_Task prompt_
Work out the number of lines in the records that include the word "size"; reply with that number alone.

_Supplied data_
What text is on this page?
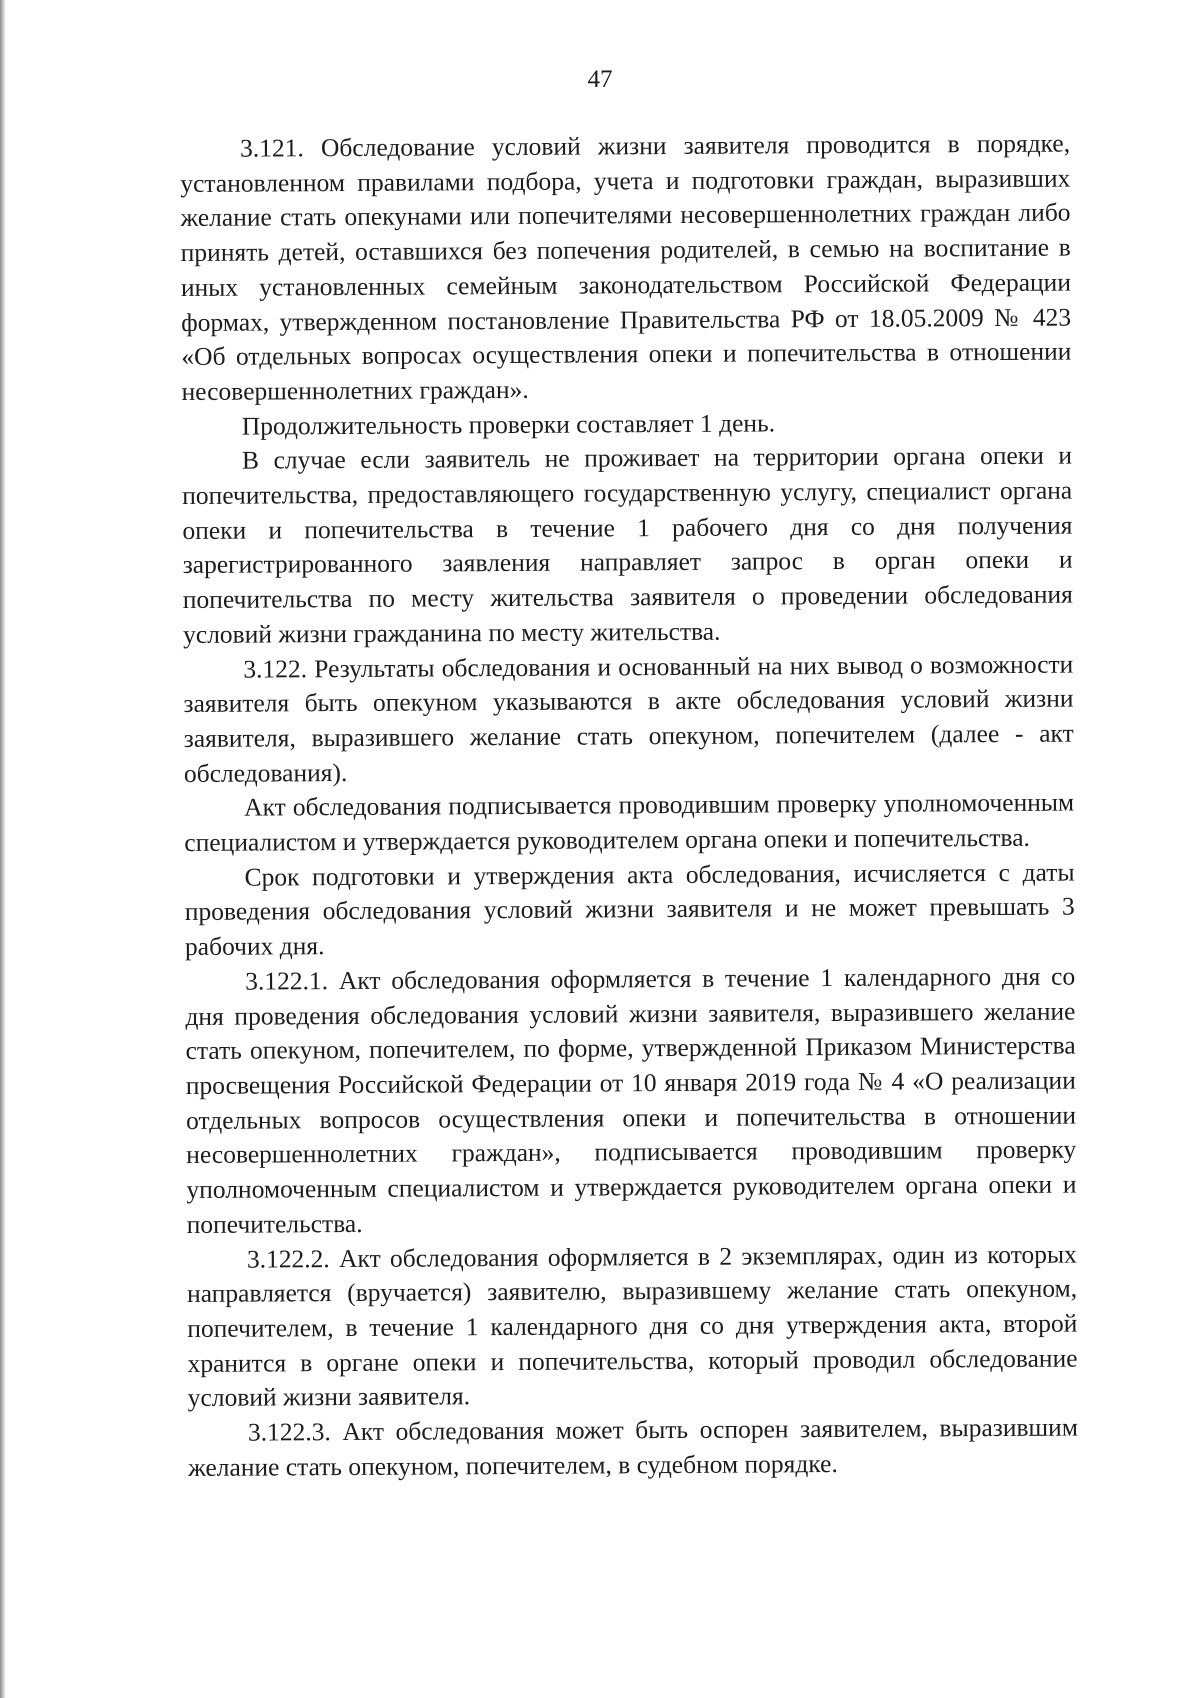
47

3.121. Обследование условий жизни заявителя проводится в порядке, установленном правилами подбора, учета и подготовки граждан, выразивших желание стать опекунами или попечителями несовершеннолетних граждан либо принять детей, оставшихся без попечения родителей, в семью на воспитание в иных установленных семейным законодательством Российской Федерации формах, утвержденном постановление Правительства РФ от 18.05.2009 № 423 «Об отдельных вопросах осуществления опеки и попечительства в отношении несовершеннолетних граждан».

Продолжительность проверки составляет 1 день.

В случае если заявитель не проживает на территории органа опеки и попечительства, предоставляющего государственную услугу, специалист органа опеки и попечительства в течение 1 рабочего дня со дня получения зарегистрированного заявления направляет запрос в орган опеки и попечительства по месту жительства заявителя о проведении обследования условий жизни гражданина по месту жительства.

3.122. Результаты обследования и основанный на них вывод о возможности заявителя быть опекуном указываются в акте обследования условий жизни заявителя, выразившего желание стать опекуном, попечителем (далее - акт обследования).

Акт обследования подписывается проводившим проверку уполномоченным специалистом и утверждается руководителем органа опеки и попечительства.

Срок подготовки и утверждения акта обследования, исчисляется с даты проведения обследования условий жизни заявителя и не может превышать 3 рабочих дня.

3.122.1. Акт обследования оформляется в течение 1 календарного дня со дня проведения обследования условий жизни заявителя, выразившего желание стать опекуном, попечителем, по форме, утвержденной Приказом Министерства просвещения Российской Федерации от 10 января 2019 года № 4 «О реализации отдельных вопросов осуществления опеки и попечительства в отношении несовершеннолетних граждан», подписывается проводившим проверку уполномоченным специалистом и утверждается руководителем органа опеки и попечительства.

3.122.2. Акт обследования оформляется в 2 экземплярах, один из которых направляется (вручается) заявителю, выразившему желание стать опекуном, попечителем, в течение 1 календарного дня со дня утверждения акта, второй хранится в органе опеки и попечительства, который проводил обследование условий жизни заявителя.

3.122.3. Акт обследования может быть оспорен заявителем, выразившим желание стать опекуном, попечителем, в судебном порядке.
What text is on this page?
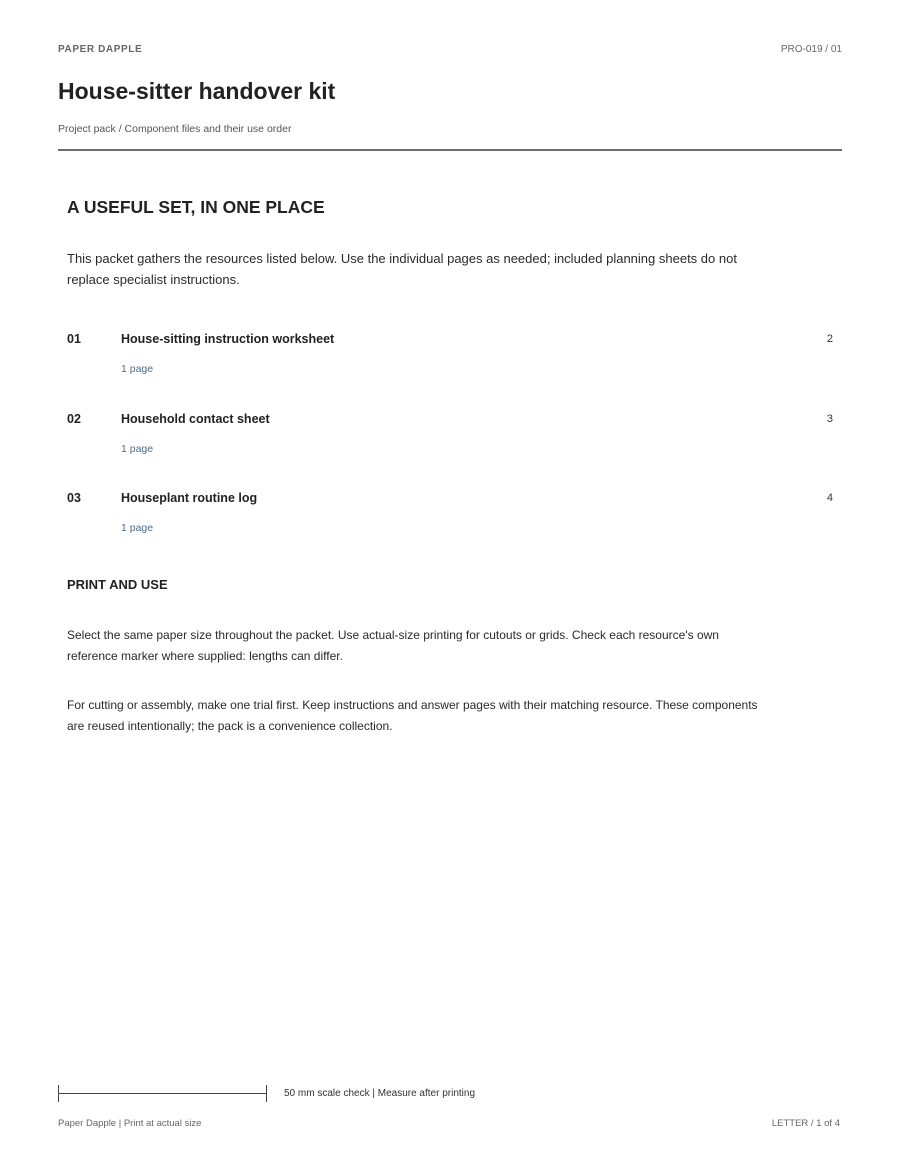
PAPER DAPPLE	PRO-019 / 01
House-sitter handover kit
Project pack / Component files and their use order
A USEFUL SET, IN ONE PLACE

This packet gathers the resources listed below. Use the individual pages as needed; included planning sheets do not replace specialist instructions.

01	House-sitting instruction worksheet	2
1 page
02	Household contact sheet	3
1 page
03	Houseplant routine log	4
1 page
PRINT AND USE

Select the same paper size throughout the packet. Use actual-size printing for cutouts or grids. Check each resource's own reference marker where supplied: lengths can differ.

For cutting or assembly, make one trial first. Keep instructions and answer pages with their matching resource. These components are reused intentionally; the pack is a convenience collection.

50 mm scale check | Measure after printing
Paper Dapple | Print at actual size	LETTER / 1 of 4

_Reply_
2